**PROBLEM STATEMENT**.
Pull out every line from the listing that has the word "lines".

Dataset records
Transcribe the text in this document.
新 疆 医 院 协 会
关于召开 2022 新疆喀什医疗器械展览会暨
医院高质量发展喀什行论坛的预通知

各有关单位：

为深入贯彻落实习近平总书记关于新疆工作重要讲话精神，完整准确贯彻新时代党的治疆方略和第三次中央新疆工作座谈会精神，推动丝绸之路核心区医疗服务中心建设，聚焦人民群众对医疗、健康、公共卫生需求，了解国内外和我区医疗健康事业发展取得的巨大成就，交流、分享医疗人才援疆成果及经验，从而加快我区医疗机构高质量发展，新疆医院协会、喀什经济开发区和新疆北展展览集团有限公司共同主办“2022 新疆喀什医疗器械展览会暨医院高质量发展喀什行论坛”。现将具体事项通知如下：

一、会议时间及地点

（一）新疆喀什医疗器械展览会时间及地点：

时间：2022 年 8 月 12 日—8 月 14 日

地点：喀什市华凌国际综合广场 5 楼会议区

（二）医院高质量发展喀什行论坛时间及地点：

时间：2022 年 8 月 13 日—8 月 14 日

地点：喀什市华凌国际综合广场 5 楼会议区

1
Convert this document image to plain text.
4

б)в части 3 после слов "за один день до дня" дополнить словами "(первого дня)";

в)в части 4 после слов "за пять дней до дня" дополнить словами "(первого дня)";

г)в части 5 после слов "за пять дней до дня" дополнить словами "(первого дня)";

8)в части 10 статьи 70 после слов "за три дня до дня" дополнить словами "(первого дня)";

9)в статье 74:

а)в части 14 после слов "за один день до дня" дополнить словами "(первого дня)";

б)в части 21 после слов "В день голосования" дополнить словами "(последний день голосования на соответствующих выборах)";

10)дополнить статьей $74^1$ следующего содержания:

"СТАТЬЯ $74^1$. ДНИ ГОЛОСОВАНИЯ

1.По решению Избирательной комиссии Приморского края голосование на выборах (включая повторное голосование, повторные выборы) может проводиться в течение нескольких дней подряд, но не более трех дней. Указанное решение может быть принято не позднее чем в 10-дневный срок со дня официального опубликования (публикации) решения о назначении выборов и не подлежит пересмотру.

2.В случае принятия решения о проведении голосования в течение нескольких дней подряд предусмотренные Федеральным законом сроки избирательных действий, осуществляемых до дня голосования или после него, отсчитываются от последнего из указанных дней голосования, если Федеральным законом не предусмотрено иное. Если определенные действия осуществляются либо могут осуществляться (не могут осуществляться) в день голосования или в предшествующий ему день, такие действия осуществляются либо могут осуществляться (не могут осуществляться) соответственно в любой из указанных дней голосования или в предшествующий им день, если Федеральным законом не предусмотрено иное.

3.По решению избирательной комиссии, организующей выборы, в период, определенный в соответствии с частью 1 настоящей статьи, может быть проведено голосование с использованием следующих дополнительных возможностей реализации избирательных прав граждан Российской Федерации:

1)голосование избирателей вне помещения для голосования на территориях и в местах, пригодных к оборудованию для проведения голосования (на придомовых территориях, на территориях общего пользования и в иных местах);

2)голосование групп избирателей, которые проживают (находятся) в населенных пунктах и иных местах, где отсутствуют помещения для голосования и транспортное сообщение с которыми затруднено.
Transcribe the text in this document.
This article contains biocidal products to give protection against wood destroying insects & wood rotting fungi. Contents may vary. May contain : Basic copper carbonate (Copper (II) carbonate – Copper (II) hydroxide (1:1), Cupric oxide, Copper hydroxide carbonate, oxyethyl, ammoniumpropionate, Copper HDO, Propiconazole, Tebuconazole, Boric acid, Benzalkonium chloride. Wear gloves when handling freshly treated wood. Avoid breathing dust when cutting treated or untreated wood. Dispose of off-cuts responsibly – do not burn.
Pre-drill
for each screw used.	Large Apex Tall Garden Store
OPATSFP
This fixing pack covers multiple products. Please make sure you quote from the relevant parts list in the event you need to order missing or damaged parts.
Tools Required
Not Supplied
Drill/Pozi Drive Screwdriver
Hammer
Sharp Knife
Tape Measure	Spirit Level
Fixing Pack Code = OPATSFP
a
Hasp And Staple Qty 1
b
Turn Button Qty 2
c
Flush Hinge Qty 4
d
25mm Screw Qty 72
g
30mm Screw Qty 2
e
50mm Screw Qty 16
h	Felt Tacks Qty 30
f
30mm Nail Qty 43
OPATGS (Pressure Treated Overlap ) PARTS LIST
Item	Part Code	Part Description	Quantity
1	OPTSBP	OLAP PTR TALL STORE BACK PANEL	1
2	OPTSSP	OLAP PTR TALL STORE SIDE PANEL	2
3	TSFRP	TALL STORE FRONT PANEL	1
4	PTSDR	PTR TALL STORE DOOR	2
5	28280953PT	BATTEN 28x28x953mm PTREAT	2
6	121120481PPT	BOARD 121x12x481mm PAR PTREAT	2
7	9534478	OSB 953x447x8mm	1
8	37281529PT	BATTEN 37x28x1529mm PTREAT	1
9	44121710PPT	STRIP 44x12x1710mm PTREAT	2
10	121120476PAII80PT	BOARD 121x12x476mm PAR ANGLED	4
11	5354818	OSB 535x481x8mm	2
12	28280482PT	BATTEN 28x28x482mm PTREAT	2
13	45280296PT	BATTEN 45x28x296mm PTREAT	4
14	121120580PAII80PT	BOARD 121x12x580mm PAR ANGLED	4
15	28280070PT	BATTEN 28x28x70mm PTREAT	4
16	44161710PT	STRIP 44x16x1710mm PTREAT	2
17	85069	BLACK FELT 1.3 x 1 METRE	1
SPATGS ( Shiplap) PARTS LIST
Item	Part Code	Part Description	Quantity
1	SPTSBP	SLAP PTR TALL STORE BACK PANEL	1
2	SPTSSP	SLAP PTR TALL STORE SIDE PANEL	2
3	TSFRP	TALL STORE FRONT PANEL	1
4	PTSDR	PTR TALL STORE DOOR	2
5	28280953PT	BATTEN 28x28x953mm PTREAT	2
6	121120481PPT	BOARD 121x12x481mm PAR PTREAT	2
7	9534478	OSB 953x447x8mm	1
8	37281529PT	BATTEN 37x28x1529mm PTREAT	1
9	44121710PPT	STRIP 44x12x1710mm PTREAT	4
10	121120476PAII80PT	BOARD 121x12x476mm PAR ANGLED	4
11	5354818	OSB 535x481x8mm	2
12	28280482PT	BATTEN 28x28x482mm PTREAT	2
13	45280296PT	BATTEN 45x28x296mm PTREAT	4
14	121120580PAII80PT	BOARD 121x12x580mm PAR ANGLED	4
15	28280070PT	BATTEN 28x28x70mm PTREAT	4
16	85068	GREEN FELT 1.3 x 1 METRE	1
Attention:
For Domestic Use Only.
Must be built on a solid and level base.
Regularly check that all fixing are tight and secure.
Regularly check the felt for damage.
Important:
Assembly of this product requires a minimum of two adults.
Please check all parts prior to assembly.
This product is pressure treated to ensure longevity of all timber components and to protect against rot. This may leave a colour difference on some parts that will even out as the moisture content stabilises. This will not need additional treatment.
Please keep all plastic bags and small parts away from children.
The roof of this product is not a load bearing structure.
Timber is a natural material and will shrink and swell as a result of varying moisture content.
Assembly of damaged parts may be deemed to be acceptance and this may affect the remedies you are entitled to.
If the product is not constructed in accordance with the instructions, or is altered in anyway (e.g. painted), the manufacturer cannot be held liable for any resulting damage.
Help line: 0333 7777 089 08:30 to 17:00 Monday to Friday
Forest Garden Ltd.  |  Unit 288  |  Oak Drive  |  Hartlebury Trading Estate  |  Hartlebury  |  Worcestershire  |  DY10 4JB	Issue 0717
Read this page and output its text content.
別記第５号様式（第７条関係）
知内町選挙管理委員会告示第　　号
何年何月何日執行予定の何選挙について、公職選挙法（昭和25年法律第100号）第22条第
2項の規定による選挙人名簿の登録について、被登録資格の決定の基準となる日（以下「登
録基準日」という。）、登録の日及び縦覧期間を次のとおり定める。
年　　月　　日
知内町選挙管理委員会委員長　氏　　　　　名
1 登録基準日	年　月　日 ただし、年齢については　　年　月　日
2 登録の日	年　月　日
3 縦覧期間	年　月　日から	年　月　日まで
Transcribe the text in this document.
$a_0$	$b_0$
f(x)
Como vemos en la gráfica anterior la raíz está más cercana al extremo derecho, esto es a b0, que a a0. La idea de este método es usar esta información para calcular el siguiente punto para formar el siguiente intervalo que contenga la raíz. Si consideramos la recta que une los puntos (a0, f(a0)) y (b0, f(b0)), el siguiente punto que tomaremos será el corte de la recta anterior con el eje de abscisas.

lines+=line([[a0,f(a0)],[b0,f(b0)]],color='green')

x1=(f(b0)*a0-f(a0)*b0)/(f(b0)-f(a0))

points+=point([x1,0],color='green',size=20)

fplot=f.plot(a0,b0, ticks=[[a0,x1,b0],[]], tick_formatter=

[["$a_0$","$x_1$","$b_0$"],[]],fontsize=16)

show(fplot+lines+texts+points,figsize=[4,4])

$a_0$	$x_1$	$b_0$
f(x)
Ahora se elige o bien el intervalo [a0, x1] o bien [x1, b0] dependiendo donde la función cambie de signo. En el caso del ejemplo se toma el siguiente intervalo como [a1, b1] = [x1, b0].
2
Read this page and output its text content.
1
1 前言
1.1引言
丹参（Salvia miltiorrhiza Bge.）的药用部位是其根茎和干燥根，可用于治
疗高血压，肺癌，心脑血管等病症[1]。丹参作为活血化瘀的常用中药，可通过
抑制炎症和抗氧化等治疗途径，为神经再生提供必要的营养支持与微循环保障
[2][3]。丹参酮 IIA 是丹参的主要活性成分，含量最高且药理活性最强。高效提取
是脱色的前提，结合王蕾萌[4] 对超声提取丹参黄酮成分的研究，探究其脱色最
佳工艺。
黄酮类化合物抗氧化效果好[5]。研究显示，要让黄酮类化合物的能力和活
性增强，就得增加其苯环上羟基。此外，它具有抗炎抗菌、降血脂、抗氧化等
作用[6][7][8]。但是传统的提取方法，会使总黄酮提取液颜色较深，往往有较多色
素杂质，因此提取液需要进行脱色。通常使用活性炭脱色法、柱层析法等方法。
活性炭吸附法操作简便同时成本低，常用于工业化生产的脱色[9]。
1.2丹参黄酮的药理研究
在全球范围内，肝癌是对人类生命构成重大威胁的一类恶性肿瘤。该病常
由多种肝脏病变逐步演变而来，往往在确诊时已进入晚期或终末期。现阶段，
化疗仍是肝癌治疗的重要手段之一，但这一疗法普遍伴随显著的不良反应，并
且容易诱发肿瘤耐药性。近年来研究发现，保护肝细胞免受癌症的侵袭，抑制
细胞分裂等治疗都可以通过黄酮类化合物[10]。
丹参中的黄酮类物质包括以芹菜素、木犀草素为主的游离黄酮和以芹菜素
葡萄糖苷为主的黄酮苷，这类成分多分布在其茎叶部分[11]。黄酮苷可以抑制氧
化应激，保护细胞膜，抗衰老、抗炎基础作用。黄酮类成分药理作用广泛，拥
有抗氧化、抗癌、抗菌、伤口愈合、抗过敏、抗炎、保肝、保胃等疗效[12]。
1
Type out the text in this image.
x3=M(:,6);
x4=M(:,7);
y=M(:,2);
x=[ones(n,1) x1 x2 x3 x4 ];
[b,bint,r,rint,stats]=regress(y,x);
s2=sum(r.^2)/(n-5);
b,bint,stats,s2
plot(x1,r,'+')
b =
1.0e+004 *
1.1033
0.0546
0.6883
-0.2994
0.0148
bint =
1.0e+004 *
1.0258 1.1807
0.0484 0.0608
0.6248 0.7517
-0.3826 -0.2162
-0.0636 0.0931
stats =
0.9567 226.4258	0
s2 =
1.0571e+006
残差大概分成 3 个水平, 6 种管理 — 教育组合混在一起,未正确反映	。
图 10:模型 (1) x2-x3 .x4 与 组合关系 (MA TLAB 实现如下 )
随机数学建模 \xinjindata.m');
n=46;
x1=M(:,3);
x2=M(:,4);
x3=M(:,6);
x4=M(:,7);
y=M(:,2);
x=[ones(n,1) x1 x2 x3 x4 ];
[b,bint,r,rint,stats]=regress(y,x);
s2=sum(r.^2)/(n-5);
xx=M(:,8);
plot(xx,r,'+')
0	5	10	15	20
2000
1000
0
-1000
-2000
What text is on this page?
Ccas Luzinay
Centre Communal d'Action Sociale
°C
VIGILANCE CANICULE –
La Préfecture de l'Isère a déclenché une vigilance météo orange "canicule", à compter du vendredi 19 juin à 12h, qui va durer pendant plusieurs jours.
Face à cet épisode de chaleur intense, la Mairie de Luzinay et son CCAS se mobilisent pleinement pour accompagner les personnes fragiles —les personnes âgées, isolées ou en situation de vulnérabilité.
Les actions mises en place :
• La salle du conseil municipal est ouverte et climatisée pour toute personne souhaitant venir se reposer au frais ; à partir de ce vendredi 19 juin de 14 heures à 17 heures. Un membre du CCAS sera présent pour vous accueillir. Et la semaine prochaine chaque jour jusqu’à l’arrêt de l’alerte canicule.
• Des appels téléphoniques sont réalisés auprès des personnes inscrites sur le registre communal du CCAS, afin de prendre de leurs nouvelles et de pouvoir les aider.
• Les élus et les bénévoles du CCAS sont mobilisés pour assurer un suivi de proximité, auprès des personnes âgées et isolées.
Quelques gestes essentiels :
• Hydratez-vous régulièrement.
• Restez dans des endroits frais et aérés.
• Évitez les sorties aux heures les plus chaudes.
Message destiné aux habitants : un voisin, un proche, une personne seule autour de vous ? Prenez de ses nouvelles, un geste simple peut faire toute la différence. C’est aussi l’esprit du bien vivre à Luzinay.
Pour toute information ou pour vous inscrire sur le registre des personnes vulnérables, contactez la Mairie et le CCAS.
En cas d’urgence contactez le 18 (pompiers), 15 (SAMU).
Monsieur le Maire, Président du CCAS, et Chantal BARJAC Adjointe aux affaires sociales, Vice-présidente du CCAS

**CORRECT OUTPUT**.
lines+=line([[a0,f(a0)],[b0,f(b0)]],color='green')
show(fplot+lines+texts+points,figsize=[4,4])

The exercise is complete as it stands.